Excerpts from a figure dataset
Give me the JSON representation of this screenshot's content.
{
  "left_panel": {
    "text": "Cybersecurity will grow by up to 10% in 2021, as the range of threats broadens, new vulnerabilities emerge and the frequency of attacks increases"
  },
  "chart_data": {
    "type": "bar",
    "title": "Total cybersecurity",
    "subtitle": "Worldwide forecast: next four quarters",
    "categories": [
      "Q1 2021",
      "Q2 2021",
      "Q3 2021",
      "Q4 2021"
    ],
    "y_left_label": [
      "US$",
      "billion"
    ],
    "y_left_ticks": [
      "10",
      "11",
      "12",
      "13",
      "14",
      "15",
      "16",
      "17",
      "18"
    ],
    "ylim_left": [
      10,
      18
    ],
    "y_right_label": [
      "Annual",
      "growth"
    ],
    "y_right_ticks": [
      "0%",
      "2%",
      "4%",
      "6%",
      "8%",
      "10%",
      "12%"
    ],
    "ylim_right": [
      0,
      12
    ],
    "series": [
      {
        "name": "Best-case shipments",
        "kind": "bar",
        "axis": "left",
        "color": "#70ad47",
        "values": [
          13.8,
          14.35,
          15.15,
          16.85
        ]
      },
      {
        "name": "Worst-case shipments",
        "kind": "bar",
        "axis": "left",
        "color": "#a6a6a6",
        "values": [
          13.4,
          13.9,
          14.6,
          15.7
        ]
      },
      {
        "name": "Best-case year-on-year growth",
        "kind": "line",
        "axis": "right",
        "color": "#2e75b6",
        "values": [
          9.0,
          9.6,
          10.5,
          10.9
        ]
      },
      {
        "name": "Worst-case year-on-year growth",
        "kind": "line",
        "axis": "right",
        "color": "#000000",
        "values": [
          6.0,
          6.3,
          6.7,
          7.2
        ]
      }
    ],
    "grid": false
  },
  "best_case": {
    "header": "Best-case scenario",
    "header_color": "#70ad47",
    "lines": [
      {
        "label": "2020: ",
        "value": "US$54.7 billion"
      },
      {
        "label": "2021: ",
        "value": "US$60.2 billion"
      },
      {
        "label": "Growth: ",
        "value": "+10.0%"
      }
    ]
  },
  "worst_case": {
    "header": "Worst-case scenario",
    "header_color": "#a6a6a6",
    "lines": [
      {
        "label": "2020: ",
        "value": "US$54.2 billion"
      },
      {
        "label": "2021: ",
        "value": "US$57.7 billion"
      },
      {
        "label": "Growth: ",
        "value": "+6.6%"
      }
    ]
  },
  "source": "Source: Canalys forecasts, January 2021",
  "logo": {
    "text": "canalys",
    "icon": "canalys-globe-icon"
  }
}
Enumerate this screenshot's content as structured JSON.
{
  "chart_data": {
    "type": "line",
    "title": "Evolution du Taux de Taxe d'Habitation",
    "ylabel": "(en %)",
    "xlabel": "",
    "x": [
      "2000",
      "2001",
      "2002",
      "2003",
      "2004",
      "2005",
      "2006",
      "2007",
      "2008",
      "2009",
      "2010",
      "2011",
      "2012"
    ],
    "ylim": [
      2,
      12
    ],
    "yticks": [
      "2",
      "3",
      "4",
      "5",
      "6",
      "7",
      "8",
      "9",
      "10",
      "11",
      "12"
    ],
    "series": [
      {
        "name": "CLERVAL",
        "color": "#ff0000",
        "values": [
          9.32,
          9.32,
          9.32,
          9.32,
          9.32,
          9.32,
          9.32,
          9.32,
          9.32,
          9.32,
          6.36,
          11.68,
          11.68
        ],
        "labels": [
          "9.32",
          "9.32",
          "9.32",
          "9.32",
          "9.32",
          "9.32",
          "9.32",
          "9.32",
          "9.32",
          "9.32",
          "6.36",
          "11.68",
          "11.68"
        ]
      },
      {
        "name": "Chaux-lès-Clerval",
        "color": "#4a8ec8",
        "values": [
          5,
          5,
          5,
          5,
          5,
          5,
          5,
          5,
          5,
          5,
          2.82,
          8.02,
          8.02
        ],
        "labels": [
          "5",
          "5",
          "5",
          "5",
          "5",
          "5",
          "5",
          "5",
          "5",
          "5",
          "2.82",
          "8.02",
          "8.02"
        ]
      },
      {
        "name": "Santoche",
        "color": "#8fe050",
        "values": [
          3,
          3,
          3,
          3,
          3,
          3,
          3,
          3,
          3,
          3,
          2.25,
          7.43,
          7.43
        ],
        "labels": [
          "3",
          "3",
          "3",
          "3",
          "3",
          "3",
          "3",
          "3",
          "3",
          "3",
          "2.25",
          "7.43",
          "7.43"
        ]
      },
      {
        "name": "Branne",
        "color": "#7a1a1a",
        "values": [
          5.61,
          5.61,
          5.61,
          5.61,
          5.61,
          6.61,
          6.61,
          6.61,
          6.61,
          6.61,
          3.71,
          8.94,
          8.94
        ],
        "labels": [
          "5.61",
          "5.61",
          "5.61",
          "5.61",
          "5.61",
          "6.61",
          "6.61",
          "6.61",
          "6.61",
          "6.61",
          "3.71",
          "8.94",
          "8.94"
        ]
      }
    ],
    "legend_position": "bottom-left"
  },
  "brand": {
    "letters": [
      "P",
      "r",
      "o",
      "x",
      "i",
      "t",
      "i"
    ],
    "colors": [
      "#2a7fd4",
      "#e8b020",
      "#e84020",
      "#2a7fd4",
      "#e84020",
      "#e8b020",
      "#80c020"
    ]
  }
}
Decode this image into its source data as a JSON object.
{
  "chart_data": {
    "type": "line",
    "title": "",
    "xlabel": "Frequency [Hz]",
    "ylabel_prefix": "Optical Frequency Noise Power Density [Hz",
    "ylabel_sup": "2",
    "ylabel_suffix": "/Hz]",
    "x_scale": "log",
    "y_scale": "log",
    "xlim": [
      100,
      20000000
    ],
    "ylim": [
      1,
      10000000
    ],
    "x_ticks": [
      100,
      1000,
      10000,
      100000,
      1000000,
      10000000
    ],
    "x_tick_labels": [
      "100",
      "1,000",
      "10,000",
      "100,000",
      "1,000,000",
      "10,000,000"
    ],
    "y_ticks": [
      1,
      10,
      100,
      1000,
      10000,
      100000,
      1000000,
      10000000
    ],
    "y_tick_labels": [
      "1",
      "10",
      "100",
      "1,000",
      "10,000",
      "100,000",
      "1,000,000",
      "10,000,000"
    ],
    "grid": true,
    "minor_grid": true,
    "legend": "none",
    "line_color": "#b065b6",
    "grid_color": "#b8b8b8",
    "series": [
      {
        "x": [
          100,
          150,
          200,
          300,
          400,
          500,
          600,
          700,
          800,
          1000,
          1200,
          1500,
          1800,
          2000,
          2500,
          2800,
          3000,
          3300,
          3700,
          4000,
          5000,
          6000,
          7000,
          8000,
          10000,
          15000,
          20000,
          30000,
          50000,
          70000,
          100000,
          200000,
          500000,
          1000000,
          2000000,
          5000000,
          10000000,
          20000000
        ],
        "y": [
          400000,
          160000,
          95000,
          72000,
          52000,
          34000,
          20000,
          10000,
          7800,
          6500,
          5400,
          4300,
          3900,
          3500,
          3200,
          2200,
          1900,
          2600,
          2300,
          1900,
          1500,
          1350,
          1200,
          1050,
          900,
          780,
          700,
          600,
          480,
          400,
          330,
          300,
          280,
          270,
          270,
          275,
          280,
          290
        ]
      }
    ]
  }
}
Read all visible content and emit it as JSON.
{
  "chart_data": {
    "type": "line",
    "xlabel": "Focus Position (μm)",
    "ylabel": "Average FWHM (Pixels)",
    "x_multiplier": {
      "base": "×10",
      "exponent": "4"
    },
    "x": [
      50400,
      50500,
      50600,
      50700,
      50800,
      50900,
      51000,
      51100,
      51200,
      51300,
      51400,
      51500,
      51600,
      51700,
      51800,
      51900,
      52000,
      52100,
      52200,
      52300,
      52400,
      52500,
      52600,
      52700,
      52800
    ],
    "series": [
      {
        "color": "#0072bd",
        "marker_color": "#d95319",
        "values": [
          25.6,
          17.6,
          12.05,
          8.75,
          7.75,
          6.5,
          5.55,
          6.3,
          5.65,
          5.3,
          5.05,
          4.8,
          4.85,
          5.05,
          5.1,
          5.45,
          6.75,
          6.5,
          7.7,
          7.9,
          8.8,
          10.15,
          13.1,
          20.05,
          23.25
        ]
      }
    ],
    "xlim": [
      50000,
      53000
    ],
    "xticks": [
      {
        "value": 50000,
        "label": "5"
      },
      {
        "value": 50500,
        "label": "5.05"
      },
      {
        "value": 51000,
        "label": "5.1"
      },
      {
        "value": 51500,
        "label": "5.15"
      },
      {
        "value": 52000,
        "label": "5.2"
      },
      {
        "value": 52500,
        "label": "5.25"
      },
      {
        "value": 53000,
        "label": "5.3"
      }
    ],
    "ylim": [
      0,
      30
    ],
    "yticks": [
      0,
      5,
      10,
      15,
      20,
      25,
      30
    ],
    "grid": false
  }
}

## INSTRUCTIONS TO FOLLOW
Collect every line from the records above that contains the word "this".

## SOLUTION
Give me the JSON representation of this screenshot's content.
Enumerate this screenshot's content as structured JSON.
Decode this image into its source data as a JSON object.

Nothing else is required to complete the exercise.